## TASK GOAL
Your copy of the material below should match it exactly, except that it holds no pictures.
● ● ● ● ● ● ●
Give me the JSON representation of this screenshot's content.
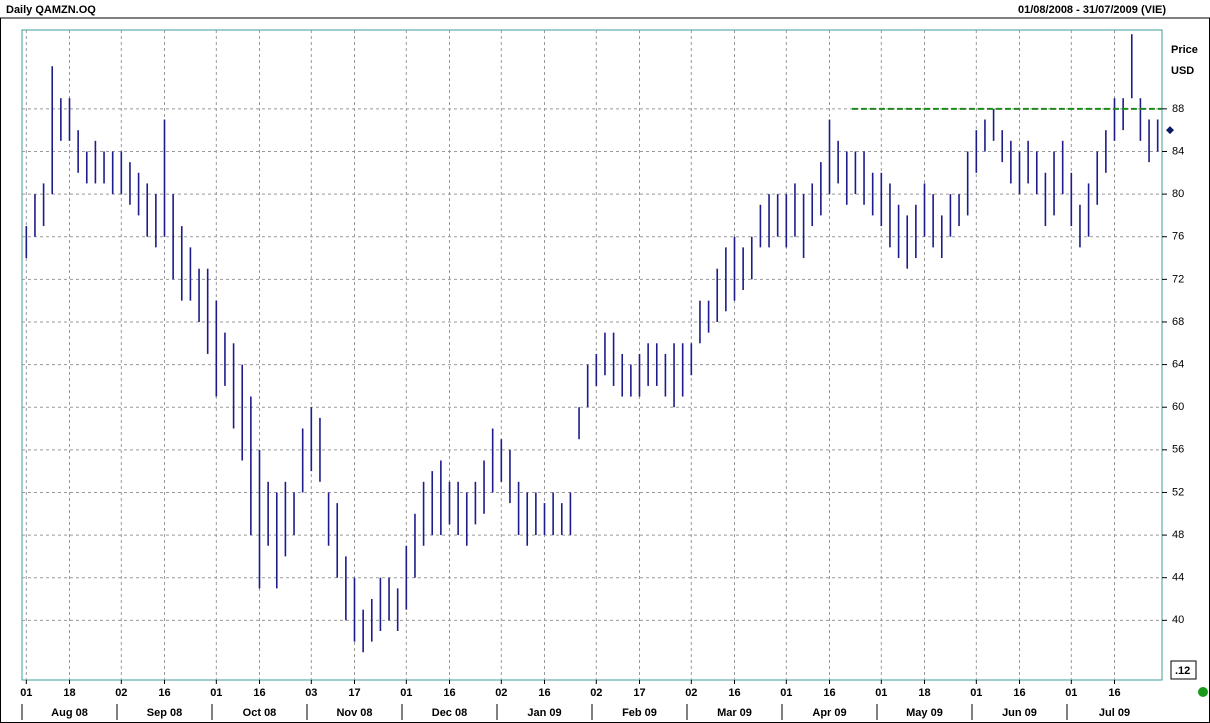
{
  "chart_data": {
    "type": "range_bar",
    "title": "Daily QAMZN.OQ",
    "subtitle": "01/08/2008 - 31/07/2009 (VIE)",
    "y_label_1": "Price",
    "y_label_2": "USD",
    "corner_label": ".12",
    "color": "#1c1c8a",
    "categories": [
      "01",
      null,
      null,
      null,
      null,
      "18",
      null,
      null,
      null,
      null,
      null,
      "02",
      null,
      null,
      null,
      null,
      "16",
      null,
      null,
      null,
      null,
      null,
      "01",
      null,
      null,
      null,
      null,
      "16",
      null,
      null,
      null,
      null,
      null,
      "03",
      null,
      null,
      null,
      null,
      "17",
      null,
      null,
      null,
      null,
      null,
      "01",
      null,
      null,
      null,
      null,
      "16",
      null,
      null,
      null,
      null,
      null,
      "02",
      null,
      null,
      null,
      null,
      "16",
      null,
      null,
      null,
      null,
      null,
      "02",
      null,
      null,
      null,
      null,
      "17",
      null,
      null,
      null,
      null,
      null,
      "02",
      null,
      null,
      null,
      null,
      "16",
      null,
      null,
      null,
      null,
      null,
      "01",
      null,
      null,
      null,
      null,
      "16",
      null,
      null,
      null,
      null,
      null,
      "01",
      null,
      null,
      null,
      null,
      "18",
      null,
      null,
      null,
      null,
      null,
      "01",
      null,
      null,
      null,
      null,
      "16",
      null,
      null,
      null,
      null,
      null,
      "01",
      null,
      null,
      null,
      null,
      "16",
      null,
      null,
      null,
      null,
      null
    ],
    "months": [
      "Aug 08",
      "Sep 08",
      "Oct 08",
      "Nov 08",
      "Dec 08",
      "Jan 09",
      "Feb 09",
      "Mar 09",
      "Apr 09",
      "May 09",
      "Jun 09",
      "Jul 09"
    ],
    "low": [
      74,
      76,
      77,
      80,
      85,
      85,
      82,
      81,
      81,
      81,
      80,
      80,
      79,
      78,
      76,
      75,
      76,
      72,
      70,
      70,
      68,
      65,
      61,
      62,
      58,
      55,
      48,
      43,
      47,
      43,
      46,
      48,
      52,
      54,
      53,
      47,
      44,
      40,
      38,
      37,
      38,
      39,
      40,
      39,
      41,
      44,
      47,
      48,
      48,
      49,
      48,
      47,
      49,
      50,
      52,
      53,
      51,
      48,
      47,
      48,
      48,
      48,
      48,
      48,
      57,
      60,
      62,
      63,
      62,
      61,
      61,
      61,
      62,
      62,
      61,
      60,
      61,
      63,
      66,
      67,
      68,
      69,
      70,
      71,
      72,
      75,
      75,
      76,
      75,
      76,
      74,
      77,
      78,
      80,
      81,
      79,
      80,
      79,
      78,
      77,
      75,
      74,
      73,
      74,
      76,
      75,
      74,
      76,
      77,
      78,
      82,
      84,
      85,
      83,
      81,
      80,
      81,
      80,
      77,
      78,
      80,
      77,
      75,
      76,
      79,
      82,
      85,
      86,
      89,
      85,
      83,
      84
    ],
    "high": [
      77,
      80,
      81,
      92,
      89,
      89,
      86,
      84,
      85,
      84,
      84,
      84,
      83,
      82,
      81,
      80,
      87,
      80,
      77,
      75,
      73,
      73,
      70,
      67,
      66,
      64,
      61,
      56,
      53,
      52,
      53,
      52,
      58,
      60,
      59,
      52,
      51,
      46,
      44,
      41,
      42,
      44,
      44,
      43,
      47,
      50,
      53,
      54,
      55,
      53,
      53,
      52,
      53,
      55,
      58,
      57,
      56,
      53,
      52,
      52,
      51,
      52,
      51,
      52,
      60,
      64,
      65,
      67,
      67,
      65,
      64,
      65,
      66,
      66,
      65,
      66,
      66,
      66,
      70,
      70,
      73,
      75,
      76,
      75,
      76,
      79,
      80,
      80,
      80,
      81,
      80,
      81,
      83,
      87,
      85,
      84,
      84,
      84,
      82,
      82,
      81,
      79,
      78,
      79,
      81,
      80,
      78,
      80,
      80,
      84,
      86,
      87,
      88,
      86,
      85,
      84,
      85,
      84,
      82,
      84,
      85,
      82,
      79,
      81,
      84,
      86,
      89,
      89,
      95,
      89,
      87,
      87
    ],
    "ylim": [
      34.4,
      95.4
    ],
    "yticks": [
      40,
      44,
      48,
      52,
      56,
      60,
      64,
      68,
      72,
      76,
      80,
      84,
      88
    ],
    "grid": true,
    "reference_line": {
      "value": 88,
      "color": "#1e8a1e"
    },
    "last_price": 86
  }
}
● ● ● ● ● ● ●
## TASK OUTPUT
Give me the JSON representation of this screenshot's content.
{
  "chart_data": {
    "type": "range_bar",
    "title": "Daily QAMZN.OQ",
    "subtitle": "01/08/2008 - 31/07/2009 (VIE)",
    "y_label_1": "Price",
    "y_label_2": "USD",
    "corner_label": ".12",
    "color": "#1c1c8a",
    "categories": [
      "01",
      null,
      null,
      null,
      null,
      "18",
      null,
      null,
      null,
      null,
      null,
      "02",
      null,
      null,
      null,
      null,
      "16",
      null,
      null,
      null,
      null,
      null,
      "01",
      null,
      null,
      null,
      null,
      "16",
      null,
      null,
      null,
      null,
      null,
      "03",
      null,
      null,
      null,
      null,
      "17",
      null,
      null,
      null,
      null,
      null,
      "01",
      null,
      null,
      null,
      null,
      "16",
      null,
      null,
      null,
      null,
      null,
      "02",
      null,
      null,
      null,
      null,
      "16",
      null,
      null,
      null,
      null,
      null,
      "02",
      null,
      null,
      null,
      null,
      "17",
      null,
      null,
      null,
      null,
      null,
      "02",
      null,
      null,
      null,
      null,
      "16",
      null,
      null,
      null,
      null,
      null,
      "01",
      null,
      null,
      null,
      null,
      "16",
      null,
      null,
      null,
      null,
      null,
      "01",
      null,
      null,
      null,
      null,
      "18",
      null,
      null,
      null,
      null,
      null,
      "01",
      null,
      null,
      null,
      null,
      "16",
      null,
      null,
      null,
      null,
      null,
      "01",
      null,
      null,
      null,
      null,
      "16",
      null,
      null,
      null,
      null,
      null
    ],
    "months": [
      "Aug 08",
      "Sep 08",
      "Oct 08",
      "Nov 08",
      "Dec 08",
      "Jan 09",
      "Feb 09",
      "Mar 09",
      "Apr 09",
      "May 09",
      "Jun 09",
      "Jul 09"
    ],
    "low": [
      74,
      76,
      77,
      80,
      85,
      85,
      82,
      81,
      81,
      81,
      80,
      80,
      79,
      78,
      76,
      75,
      76,
      72,
      70,
      70,
      68,
      65,
      61,
      62,
      58,
      55,
      48,
      43,
      47,
      43,
      46,
      48,
      52,
      54,
      53,
      47,
      44,
      40,
      38,
      37,
      38,
      39,
      40,
      39,
      41,
      44,
      47,
      48,
      48,
      49,
      48,
      47,
      49,
      50,
      52,
      53,
      51,
      48,
      47,
      48,
      48,
      48,
      48,
      48,
      57,
      60,
      62,
      63,
      62,
      61,
      61,
      61,
      62,
      62,
      61,
      60,
      61,
      63,
      66,
      67,
      68,
      69,
      70,
      71,
      72,
      75,
      75,
      76,
      75,
      76,
      74,
      77,
      78,
      80,
      81,
      79,
      80,
      79,
      78,
      77,
      75,
      74,
      73,
      74,
      76,
      75,
      74,
      76,
      77,
      78,
      82,
      84,
      85,
      83,
      81,
      80,
      81,
      80,
      77,
      78,
      80,
      77,
      75,
      76,
      79,
      82,
      85,
      86,
      89,
      85,
      83,
      84
    ],
    "high": [
      77,
      80,
      81,
      92,
      89,
      89,
      86,
      84,
      85,
      84,
      84,
      84,
      83,
      82,
      81,
      80,
      87,
      80,
      77,
      75,
      73,
      73,
      70,
      67,
      66,
      64,
      61,
      56,
      53,
      52,
      53,
      52,
      58,
      60,
      59,
      52,
      51,
      46,
      44,
      41,
      42,
      44,
      44,
      43,
      47,
      50,
      53,
      54,
      55,
      53,
      53,
      52,
      53,
      55,
      58,
      57,
      56,
      53,
      52,
      52,
      51,
      52,
      51,
      52,
      60,
      64,
      65,
      67,
      67,
      65,
      64,
      65,
      66,
      66,
      65,
      66,
      66,
      66,
      70,
      70,
      73,
      75,
      76,
      75,
      76,
      79,
      80,
      80,
      80,
      81,
      80,
      81,
      83,
      87,
      85,
      84,
      84,
      84,
      82,
      82,
      81,
      79,
      78,
      79,
      81,
      80,
      78,
      80,
      80,
      84,
      86,
      87,
      88,
      86,
      85,
      84,
      85,
      84,
      82,
      84,
      85,
      82,
      79,
      81,
      84,
      86,
      89,
      89,
      95,
      89,
      87,
      87
    ],
    "ylim": [
      34.4,
      95.4
    ],
    "yticks": [
      40,
      44,
      48,
      52,
      56,
      60,
      64,
      68,
      72,
      76,
      80,
      84,
      88
    ],
    "grid": true,
    "reference_line": {
      "value": 88,
      "color": "#1e8a1e"
    },
    "last_price": 86
  }
}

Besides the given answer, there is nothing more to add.